Dataset records
• • •

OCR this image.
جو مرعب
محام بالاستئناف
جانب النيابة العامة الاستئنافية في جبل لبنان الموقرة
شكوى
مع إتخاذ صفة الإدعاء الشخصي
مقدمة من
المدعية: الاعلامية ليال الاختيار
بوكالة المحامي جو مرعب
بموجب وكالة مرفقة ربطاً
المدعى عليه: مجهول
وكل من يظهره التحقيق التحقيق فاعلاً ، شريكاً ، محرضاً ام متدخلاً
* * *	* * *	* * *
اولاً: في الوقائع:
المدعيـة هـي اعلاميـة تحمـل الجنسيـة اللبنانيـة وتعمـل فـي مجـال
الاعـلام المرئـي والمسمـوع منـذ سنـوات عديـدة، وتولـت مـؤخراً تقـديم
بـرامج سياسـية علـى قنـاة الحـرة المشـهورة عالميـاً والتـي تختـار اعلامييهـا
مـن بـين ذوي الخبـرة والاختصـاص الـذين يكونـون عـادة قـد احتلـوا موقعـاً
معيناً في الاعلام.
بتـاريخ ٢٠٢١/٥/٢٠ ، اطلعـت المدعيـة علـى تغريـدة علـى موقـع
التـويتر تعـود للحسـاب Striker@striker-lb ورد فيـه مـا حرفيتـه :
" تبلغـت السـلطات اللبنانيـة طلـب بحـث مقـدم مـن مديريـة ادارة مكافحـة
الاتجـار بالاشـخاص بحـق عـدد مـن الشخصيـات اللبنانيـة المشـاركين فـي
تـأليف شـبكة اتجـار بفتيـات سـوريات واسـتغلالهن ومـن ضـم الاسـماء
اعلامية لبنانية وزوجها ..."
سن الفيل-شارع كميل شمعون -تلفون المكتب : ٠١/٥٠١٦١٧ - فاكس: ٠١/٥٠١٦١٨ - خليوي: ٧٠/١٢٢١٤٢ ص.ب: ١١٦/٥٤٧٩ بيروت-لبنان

• • •

**DIRECTIVE**
Report how many lines of the data hold the string "علـى"; give only the number.

**THE OUTPUT**
2